> WHAT YOU NEED TO DO: Every record must be repeated exactly, with no omission.

> INPUT:
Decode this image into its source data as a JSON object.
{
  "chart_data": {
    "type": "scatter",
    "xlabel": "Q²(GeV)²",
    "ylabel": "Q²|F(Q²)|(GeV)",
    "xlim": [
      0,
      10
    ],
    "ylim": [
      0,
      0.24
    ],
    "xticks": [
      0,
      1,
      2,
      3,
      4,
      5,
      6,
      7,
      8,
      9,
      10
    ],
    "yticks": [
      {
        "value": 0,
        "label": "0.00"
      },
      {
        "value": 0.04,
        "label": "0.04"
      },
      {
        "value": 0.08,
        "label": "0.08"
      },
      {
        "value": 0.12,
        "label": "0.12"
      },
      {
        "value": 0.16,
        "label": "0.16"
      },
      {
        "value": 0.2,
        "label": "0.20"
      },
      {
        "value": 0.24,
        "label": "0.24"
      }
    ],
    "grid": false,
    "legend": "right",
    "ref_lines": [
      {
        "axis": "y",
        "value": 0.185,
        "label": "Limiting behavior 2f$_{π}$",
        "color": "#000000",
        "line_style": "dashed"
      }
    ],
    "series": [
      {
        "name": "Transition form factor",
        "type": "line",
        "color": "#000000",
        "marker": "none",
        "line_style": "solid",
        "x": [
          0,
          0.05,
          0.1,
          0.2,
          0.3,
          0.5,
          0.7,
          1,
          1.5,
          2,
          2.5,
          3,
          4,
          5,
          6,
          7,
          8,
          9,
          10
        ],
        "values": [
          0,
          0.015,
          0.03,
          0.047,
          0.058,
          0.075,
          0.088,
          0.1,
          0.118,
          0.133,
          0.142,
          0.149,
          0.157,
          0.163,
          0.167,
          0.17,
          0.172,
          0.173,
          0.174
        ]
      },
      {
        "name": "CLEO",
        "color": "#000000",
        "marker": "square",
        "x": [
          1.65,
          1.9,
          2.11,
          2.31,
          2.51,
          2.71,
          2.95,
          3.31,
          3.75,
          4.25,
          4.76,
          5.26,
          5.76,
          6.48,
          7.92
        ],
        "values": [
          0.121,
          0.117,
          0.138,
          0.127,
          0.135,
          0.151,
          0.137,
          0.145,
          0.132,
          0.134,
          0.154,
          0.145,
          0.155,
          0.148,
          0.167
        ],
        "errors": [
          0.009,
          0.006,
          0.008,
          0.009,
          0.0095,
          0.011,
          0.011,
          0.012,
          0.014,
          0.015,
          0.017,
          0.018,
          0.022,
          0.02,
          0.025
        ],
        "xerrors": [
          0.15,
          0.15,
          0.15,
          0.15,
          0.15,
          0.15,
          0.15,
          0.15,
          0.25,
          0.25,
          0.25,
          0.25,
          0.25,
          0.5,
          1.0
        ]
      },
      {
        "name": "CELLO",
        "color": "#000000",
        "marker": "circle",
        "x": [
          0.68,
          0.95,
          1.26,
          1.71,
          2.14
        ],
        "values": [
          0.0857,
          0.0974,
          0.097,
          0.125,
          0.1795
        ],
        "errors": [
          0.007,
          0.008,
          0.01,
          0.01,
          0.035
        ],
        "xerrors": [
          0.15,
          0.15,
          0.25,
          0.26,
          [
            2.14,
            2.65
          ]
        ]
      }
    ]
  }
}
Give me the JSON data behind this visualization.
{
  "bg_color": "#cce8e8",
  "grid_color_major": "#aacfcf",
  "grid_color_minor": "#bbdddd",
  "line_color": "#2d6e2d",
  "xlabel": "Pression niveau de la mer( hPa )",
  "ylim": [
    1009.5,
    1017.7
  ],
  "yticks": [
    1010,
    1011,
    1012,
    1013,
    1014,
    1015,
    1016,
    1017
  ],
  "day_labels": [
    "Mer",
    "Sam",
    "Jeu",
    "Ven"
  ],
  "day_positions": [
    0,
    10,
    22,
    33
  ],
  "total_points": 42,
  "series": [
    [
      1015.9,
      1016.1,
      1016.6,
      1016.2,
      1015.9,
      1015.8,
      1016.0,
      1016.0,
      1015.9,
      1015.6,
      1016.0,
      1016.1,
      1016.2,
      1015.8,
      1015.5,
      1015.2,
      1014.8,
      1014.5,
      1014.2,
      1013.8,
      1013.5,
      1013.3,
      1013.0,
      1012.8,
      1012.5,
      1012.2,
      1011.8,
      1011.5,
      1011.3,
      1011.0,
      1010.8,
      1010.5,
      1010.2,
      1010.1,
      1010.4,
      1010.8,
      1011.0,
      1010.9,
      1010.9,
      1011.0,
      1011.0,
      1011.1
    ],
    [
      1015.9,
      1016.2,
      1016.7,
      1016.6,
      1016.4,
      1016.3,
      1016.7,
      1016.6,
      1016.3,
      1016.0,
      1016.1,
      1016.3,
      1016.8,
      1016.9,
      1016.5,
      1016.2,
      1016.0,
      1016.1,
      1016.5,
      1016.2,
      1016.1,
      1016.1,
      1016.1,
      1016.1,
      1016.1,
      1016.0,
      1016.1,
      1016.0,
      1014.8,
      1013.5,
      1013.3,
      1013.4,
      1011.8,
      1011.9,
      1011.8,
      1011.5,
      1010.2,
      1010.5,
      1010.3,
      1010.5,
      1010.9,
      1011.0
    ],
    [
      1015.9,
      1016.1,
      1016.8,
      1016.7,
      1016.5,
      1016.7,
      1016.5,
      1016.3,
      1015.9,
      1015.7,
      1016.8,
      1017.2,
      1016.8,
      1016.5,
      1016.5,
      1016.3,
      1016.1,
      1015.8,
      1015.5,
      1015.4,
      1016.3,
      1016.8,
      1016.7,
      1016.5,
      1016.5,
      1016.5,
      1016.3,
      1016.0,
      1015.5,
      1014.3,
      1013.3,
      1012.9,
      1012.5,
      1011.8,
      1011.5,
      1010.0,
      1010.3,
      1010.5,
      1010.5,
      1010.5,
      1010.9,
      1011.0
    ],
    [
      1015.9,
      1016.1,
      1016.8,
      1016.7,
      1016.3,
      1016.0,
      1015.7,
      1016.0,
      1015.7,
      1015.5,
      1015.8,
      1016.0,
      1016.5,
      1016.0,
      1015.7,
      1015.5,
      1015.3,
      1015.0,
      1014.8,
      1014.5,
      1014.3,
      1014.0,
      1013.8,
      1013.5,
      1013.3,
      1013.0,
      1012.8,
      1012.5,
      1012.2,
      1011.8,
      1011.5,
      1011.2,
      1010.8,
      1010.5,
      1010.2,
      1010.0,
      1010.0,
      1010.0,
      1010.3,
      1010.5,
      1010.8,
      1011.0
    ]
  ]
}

> FINAL RESULT:
Decode this image into its source data as a JSON object.
{
  "chart_data": {
    "type": "scatter",
    "xlabel": "Q²(GeV)²",
    "ylabel": "Q²|F(Q²)|(GeV)",
    "xlim": [
      0,
      10
    ],
    "ylim": [
      0,
      0.24
    ],
    "xticks": [
      0,
      1,
      2,
      3,
      4,
      5,
      6,
      7,
      8,
      9,
      10
    ],
    "yticks": [
      {
        "value": 0,
        "label": "0.00"
      },
      {
        "value": 0.04,
        "label": "0.04"
      },
      {
        "value": 0.08,
        "label": "0.08"
      },
      {
        "value": 0.12,
        "label": "0.12"
      },
      {
        "value": 0.16,
        "label": "0.16"
      },
      {
        "value": 0.2,
        "label": "0.20"
      },
      {
        "value": 0.24,
        "label": "0.24"
      }
    ],
    "grid": false,
    "legend": "right",
    "ref_lines": [
      {
        "axis": "y",
        "value": 0.185,
        "label": "Limiting behavior 2f$_{π}$",
        "color": "#000000",
        "line_style": "dashed"
      }
    ],
    "series": [
      {
        "name": "Transition form factor",
        "type": "line",
        "color": "#000000",
        "marker": "none",
        "line_style": "solid",
        "x": [
          0,
          0.05,
          0.1,
          0.2,
          0.3,
          0.5,
          0.7,
          1,
          1.5,
          2,
          2.5,
          3,
          4,
          5,
          6,
          7,
          8,
          9,
          10
        ],
        "values": [
          0,
          0.015,
          0.03,
          0.047,
          0.058,
          0.075,
          0.088,
          0.1,
          0.118,
          0.133,
          0.142,
          0.149,
          0.157,
          0.163,
          0.167,
          0.17,
          0.172,
          0.173,
          0.174
        ]
      },
      {
        "name": "CLEO",
        "color": "#000000",
        "marker": "square",
        "x": [
          1.65,
          1.9,
          2.11,
          2.31,
          2.51,
          2.71,
          2.95,
          3.31,
          3.75,
          4.25,
          4.76,
          5.26,
          5.76,
          6.48,
          7.92
        ],
        "values": [
          0.121,
          0.117,
          0.138,
          0.127,
          0.135,
          0.151,
          0.137,
          0.145,
          0.132,
          0.134,
          0.154,
          0.145,
          0.155,
          0.148,
          0.167
        ],
        "errors": [
          0.009,
          0.006,
          0.008,
          0.009,
          0.0095,
          0.011,
          0.011,
          0.012,
          0.014,
          0.015,
          0.017,
          0.018,
          0.022,
          0.02,
          0.025
        ],
        "xerrors": [
          0.15,
          0.15,
          0.15,
          0.15,
          0.15,
          0.15,
          0.15,
          0.15,
          0.25,
          0.25,
          0.25,
          0.25,
          0.25,
          0.5,
          1.0
        ]
      },
      {
        "name": "CELLO",
        "color": "#000000",
        "marker": "circle",
        "x": [
          0.68,
          0.95,
          1.26,
          1.71,
          2.14
        ],
        "values": [
          0.0857,
          0.0974,
          0.097,
          0.125,
          0.1795
        ],
        "errors": [
          0.007,
          0.008,
          0.01,
          0.01,
          0.035
        ],
        "xerrors": [
          0.15,
          0.15,
          0.25,
          0.26,
          [
            2.14,
            2.65
          ]
        ]
      }
    ]
  }
}
Give me the JSON data behind this visualization.
{
  "bg_color": "#cce8e8",
  "grid_color_major": "#aacfcf",
  "grid_color_minor": "#bbdddd",
  "line_color": "#2d6e2d",
  "xlabel": "Pression niveau de la mer( hPa )",
  "ylim": [
    1009.5,
    1017.7
  ],
  "yticks": [
    1010,
    1011,
    1012,
    1013,
    1014,
    1015,
    1016,
    1017
  ],
  "day_labels": [
    "Mer",
    "Sam",
    "Jeu",
    "Ven"
  ],
  "day_positions": [
    0,
    10,
    22,
    33
  ],
  "total_points": 42,
  "series": [
    [
      1015.9,
      1016.1,
      1016.6,
      1016.2,
      1015.9,
      1015.8,
      1016.0,
      1016.0,
      1015.9,
      1015.6,
      1016.0,
      1016.1,
      1016.2,
      1015.8,
      1015.5,
      1015.2,
      1014.8,
      1014.5,
      1014.2,
      1013.8,
      1013.5,
      1013.3,
      1013.0,
      1012.8,
      1012.5,
      1012.2,
      1011.8,
      1011.5,
      1011.3,
      1011.0,
      1010.8,
      1010.5,
      1010.2,
      1010.1,
      1010.4,
      1010.8,
      1011.0,
      1010.9,
      1010.9,
      1011.0,
      1011.0,
      1011.1
    ],
    [
      1015.9,
      1016.2,
      1016.7,
      1016.6,
      1016.4,
      1016.3,
      1016.7,
      1016.6,
      1016.3,
      1016.0,
      1016.1,
      1016.3,
      1016.8,
      1016.9,
      1016.5,
      1016.2,
      1016.0,
      1016.1,
      1016.5,
      1016.2,
      1016.1,
      1016.1,
      1016.1,
      1016.1,
      1016.1,
      1016.0,
      1016.1,
      1016.0,
      1014.8,
      1013.5,
      1013.3,
      1013.4,
      1011.8,
      1011.9,
      1011.8,
      1011.5,
      1010.2,
      1010.5,
      1010.3,
      1010.5,
      1010.9,
      1011.0
    ],
    [
      1015.9,
      1016.1,
      1016.8,
      1016.7,
      1016.5,
      1016.7,
      1016.5,
      1016.3,
      1015.9,
      1015.7,
      1016.8,
      1017.2,
      1016.8,
      1016.5,
      1016.5,
      1016.3,
      1016.1,
      1015.8,
      1015.5,
      1015.4,
      1016.3,
      1016.8,
      1016.7,
      1016.5,
      1016.5,
      1016.5,
      1016.3,
      1016.0,
      1015.5,
      1014.3,
      1013.3,
      1012.9,
      1012.5,
      1011.8,
      1011.5,
      1010.0,
      1010.3,
      1010.5,
      1010.5,
      1010.5,
      1010.9,
      1011.0
    ],
    [
      1015.9,
      1016.1,
      1016.8,
      1016.7,
      1016.3,
      1016.0,
      1015.7,
      1016.0,
      1015.7,
      1015.5,
      1015.8,
      1016.0,
      1016.5,
      1016.0,
      1015.7,
      1015.5,
      1015.3,
      1015.0,
      1014.8,
      1014.5,
      1014.3,
      1014.0,
      1013.8,
      1013.5,
      1013.3,
      1013.0,
      1012.8,
      1012.5,
      1012.2,
      1011.8,
      1011.5,
      1011.2,
      1010.8,
      1010.5,
      1010.2,
      1010.0,
      1010.0,
      1010.0,
      1010.3,
      1010.5,
      1010.8,
      1011.0
    ]
  ]
}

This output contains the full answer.